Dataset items

>> begin

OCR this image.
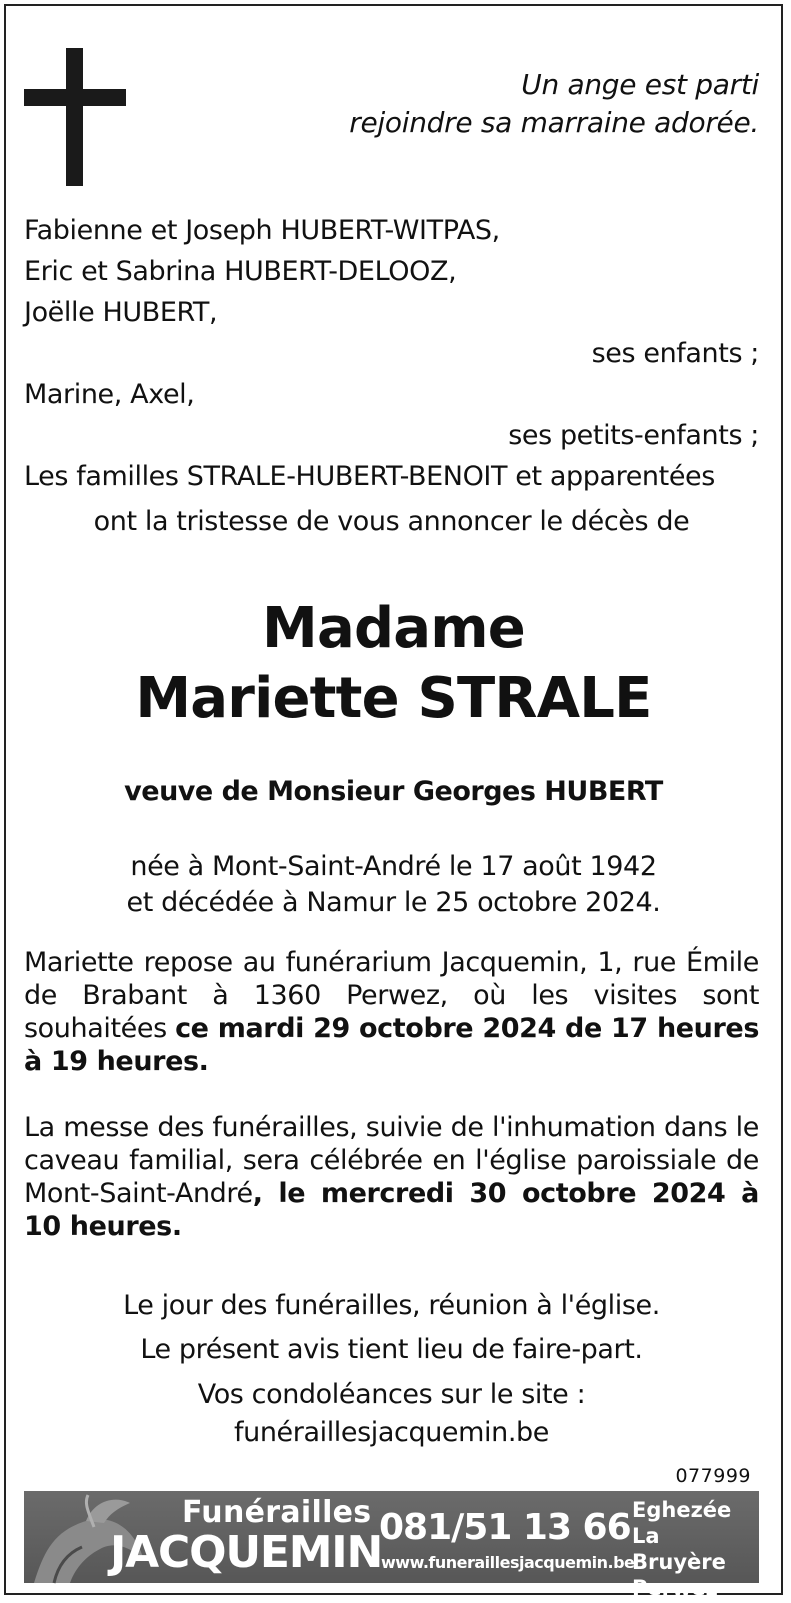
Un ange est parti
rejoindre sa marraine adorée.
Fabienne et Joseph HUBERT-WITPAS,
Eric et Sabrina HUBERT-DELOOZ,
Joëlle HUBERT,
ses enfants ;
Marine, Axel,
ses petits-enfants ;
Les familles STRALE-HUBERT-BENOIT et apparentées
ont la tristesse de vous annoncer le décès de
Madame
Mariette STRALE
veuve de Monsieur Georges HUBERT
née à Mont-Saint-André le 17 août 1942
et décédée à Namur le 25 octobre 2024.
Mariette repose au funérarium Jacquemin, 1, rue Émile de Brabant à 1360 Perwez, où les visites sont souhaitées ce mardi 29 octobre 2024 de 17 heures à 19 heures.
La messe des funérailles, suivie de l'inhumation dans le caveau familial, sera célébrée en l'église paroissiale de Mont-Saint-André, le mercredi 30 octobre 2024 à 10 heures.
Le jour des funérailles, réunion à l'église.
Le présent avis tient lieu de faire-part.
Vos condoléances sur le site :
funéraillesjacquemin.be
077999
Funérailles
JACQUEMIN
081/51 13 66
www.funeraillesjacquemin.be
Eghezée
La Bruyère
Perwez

>> end
>> begin

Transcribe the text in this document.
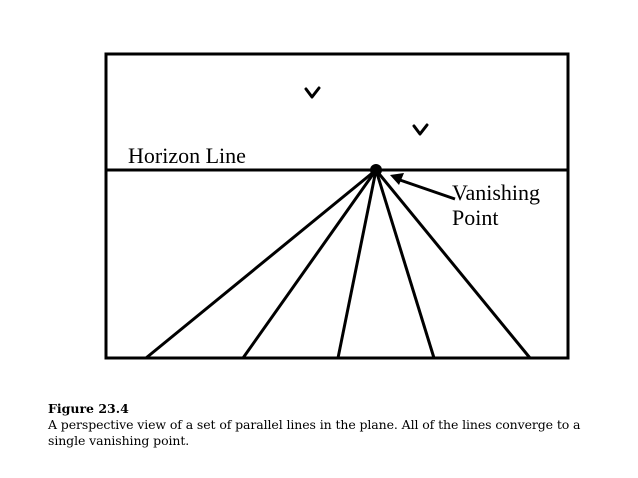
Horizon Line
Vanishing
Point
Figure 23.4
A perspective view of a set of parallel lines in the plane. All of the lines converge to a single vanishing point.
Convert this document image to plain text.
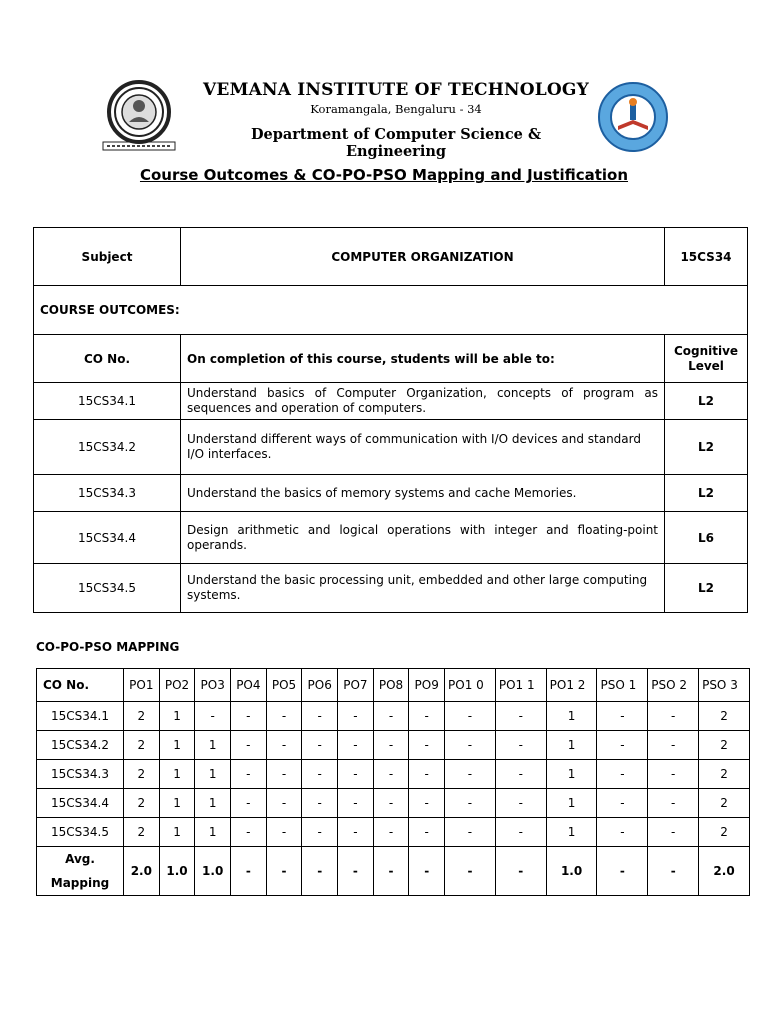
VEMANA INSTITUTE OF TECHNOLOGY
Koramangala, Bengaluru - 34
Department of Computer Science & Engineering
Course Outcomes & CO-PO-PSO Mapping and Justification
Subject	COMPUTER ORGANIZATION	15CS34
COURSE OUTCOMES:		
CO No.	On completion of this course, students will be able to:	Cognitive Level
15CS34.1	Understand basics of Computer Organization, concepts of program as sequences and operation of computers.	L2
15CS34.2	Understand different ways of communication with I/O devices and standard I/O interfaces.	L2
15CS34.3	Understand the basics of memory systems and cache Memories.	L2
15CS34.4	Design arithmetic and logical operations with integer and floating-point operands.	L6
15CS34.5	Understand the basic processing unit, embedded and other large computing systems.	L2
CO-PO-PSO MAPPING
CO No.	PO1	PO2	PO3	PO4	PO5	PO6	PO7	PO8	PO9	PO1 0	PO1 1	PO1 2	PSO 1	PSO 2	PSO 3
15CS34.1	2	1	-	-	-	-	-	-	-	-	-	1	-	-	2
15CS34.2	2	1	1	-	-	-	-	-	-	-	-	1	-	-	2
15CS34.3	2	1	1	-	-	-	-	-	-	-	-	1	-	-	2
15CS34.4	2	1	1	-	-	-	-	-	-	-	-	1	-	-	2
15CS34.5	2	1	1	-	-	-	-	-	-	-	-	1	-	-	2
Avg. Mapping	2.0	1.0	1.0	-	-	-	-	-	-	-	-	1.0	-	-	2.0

>> end

• WHAT THE EXERCISE ASKS: Copy out every line of the data that includes "André".

• THE RESULT:
née à Mont-Saint-André le 17 août 1942
La messe des funérailles, suivie de l'inhumation dans le caveau familial, sera célébrée en l'église paroissiale de Mont-Saint-André, le mercredi 30 octobre 2024 à 10 heures.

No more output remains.